══ DATA FOR THIS EXERCISE ══

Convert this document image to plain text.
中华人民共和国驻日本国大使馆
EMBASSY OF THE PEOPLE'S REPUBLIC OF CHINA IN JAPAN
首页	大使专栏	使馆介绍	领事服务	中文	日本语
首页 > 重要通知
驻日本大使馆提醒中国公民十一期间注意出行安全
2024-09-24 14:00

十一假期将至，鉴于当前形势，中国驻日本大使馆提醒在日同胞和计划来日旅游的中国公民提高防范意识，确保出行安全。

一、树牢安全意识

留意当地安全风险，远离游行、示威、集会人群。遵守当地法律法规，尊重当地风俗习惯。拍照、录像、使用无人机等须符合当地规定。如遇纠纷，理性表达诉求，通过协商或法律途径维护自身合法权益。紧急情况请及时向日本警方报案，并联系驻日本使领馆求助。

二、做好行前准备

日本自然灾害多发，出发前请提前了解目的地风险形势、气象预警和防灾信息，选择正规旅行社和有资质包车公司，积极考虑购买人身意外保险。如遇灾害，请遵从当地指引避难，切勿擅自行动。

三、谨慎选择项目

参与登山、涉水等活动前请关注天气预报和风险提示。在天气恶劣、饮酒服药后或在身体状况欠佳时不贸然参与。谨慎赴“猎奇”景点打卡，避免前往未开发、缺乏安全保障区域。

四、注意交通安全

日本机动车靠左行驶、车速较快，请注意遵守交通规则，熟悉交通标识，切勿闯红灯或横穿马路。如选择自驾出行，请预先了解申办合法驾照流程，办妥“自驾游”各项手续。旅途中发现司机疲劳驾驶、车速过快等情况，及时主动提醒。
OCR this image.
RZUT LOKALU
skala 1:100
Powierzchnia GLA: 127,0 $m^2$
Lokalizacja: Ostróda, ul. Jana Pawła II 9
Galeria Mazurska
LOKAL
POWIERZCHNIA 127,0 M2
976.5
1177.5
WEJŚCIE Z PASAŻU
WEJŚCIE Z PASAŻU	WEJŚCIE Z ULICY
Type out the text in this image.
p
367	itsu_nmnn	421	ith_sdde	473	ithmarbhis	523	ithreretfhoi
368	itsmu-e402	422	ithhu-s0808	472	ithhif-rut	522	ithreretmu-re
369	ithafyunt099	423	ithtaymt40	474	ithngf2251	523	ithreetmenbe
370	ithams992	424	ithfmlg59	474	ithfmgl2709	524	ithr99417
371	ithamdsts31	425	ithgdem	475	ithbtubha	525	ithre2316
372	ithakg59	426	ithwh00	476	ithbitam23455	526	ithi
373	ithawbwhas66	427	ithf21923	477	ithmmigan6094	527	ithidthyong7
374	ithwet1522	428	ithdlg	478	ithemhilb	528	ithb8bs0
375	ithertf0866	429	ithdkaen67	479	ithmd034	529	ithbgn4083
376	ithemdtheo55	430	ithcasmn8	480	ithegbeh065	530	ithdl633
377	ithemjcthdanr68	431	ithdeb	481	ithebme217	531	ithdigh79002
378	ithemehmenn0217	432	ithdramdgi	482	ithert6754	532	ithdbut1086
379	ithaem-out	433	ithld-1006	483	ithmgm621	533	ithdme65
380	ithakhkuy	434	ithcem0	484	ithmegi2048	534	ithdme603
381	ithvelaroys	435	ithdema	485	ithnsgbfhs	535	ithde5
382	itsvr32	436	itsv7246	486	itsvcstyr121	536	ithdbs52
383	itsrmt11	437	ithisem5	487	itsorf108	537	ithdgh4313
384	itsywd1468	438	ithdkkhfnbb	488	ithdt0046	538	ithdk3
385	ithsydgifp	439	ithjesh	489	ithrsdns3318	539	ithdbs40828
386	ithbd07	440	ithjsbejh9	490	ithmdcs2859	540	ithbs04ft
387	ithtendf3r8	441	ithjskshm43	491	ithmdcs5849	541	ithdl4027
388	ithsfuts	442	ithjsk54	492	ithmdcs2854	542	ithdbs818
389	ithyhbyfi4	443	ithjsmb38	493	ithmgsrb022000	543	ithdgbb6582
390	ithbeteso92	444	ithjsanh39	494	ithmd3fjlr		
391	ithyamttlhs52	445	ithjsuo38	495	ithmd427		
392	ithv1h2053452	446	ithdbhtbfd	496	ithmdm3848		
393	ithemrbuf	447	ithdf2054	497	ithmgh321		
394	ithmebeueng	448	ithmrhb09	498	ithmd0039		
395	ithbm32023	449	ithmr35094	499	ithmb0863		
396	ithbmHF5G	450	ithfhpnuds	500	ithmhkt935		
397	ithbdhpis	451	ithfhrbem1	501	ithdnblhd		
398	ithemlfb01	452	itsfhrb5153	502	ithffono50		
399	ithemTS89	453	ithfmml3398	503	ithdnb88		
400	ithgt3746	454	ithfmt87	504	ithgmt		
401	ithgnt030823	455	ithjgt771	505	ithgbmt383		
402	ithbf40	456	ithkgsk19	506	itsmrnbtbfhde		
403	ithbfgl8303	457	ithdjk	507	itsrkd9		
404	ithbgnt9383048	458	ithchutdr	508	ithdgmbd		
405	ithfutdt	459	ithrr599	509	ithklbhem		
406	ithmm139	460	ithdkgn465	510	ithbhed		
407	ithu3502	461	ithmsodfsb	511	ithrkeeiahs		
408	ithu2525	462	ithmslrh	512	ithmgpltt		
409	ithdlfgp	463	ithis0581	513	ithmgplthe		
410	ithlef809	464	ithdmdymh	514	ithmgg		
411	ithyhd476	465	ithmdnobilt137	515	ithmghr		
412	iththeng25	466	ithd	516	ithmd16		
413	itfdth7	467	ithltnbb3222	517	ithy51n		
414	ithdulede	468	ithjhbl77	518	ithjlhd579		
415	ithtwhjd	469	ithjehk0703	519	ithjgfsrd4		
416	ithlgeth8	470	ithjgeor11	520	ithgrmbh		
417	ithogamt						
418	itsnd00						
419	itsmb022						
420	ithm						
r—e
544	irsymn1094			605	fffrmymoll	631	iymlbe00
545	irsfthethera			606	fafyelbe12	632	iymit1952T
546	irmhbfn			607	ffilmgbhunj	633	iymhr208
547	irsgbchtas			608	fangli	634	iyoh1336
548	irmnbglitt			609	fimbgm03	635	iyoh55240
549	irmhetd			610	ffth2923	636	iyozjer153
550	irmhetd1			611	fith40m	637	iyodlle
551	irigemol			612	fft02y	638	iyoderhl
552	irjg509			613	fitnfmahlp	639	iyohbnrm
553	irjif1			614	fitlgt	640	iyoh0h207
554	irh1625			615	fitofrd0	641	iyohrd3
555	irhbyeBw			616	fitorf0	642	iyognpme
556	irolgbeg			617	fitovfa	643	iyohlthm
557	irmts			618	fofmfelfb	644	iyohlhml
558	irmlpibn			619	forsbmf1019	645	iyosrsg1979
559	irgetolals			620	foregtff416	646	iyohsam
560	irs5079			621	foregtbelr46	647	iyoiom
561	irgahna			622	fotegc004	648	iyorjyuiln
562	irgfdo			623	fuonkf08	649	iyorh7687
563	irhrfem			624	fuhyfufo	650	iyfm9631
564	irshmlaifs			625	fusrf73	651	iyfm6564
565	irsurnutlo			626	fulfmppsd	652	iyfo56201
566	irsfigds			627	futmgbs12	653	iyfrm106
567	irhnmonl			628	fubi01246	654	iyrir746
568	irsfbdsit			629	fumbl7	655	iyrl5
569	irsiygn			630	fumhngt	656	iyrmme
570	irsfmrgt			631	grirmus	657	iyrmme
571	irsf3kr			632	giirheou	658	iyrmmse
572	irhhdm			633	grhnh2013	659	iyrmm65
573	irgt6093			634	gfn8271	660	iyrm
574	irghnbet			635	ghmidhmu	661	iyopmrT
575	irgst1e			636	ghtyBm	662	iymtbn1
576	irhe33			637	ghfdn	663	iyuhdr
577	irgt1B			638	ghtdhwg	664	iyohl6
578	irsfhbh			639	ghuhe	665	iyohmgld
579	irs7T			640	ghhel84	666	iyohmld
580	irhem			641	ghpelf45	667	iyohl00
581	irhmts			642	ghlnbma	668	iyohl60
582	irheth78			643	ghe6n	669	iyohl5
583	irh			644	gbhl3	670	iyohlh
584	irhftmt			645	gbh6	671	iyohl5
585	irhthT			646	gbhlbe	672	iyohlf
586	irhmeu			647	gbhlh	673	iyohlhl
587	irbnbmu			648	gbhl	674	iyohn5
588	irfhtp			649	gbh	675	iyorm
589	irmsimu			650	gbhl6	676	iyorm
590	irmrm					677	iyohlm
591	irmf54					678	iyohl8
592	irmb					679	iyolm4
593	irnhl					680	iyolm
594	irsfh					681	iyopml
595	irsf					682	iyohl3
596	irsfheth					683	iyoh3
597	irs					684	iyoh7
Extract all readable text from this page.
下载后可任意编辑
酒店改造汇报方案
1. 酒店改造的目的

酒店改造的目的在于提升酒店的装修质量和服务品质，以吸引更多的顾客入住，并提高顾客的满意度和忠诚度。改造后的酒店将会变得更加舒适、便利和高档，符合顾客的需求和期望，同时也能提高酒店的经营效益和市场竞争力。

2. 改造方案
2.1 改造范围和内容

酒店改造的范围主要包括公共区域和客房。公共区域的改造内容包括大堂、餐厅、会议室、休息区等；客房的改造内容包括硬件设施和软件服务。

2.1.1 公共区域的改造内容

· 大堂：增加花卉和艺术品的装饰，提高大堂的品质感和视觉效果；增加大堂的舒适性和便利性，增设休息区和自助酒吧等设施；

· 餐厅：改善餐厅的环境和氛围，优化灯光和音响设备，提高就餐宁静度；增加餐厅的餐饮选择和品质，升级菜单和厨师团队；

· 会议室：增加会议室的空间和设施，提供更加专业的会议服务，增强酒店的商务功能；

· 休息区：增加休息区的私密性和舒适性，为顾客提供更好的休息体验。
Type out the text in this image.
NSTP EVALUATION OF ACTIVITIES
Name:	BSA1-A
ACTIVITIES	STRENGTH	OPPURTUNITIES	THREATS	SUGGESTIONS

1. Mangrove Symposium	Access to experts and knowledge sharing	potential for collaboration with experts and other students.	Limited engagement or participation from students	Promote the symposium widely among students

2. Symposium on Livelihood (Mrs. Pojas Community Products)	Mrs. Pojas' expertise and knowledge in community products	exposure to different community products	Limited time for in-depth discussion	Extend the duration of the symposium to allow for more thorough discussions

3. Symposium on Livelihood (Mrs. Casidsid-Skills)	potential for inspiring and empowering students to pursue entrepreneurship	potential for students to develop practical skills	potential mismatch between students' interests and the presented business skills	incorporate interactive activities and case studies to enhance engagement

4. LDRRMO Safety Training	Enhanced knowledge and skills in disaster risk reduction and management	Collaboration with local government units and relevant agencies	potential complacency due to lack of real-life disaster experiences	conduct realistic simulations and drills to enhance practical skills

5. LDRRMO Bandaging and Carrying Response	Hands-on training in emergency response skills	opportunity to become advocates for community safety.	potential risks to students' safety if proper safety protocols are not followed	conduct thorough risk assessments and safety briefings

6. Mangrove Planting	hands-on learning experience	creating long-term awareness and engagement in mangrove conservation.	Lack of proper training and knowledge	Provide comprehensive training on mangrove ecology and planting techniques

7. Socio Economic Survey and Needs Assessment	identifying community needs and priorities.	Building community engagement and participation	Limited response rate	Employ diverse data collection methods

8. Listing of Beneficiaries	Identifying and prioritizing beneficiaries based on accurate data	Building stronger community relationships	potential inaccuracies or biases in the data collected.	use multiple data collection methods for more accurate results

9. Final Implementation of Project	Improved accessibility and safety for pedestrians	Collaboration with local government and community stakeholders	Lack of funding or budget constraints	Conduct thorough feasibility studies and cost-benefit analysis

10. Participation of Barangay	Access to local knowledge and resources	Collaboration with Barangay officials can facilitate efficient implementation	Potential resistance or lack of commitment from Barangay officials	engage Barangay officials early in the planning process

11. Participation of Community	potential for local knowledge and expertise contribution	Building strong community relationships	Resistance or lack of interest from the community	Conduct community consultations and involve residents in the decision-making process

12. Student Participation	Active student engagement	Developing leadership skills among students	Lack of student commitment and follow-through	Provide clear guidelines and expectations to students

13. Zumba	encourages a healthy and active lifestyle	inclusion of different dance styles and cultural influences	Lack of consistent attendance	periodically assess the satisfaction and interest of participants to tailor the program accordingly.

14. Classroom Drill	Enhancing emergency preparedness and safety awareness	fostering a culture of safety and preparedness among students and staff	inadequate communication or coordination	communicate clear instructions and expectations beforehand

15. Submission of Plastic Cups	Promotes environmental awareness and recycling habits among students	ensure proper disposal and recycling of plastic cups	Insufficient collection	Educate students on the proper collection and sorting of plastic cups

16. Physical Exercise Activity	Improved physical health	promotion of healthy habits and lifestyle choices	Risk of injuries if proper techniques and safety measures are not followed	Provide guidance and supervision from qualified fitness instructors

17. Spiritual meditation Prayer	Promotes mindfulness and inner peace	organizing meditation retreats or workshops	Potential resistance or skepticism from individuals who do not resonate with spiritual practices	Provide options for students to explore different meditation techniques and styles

═══

In the listing, find every line with the word "image" and state how many there are, nothing more.

§ RESULT OF THE TASK
4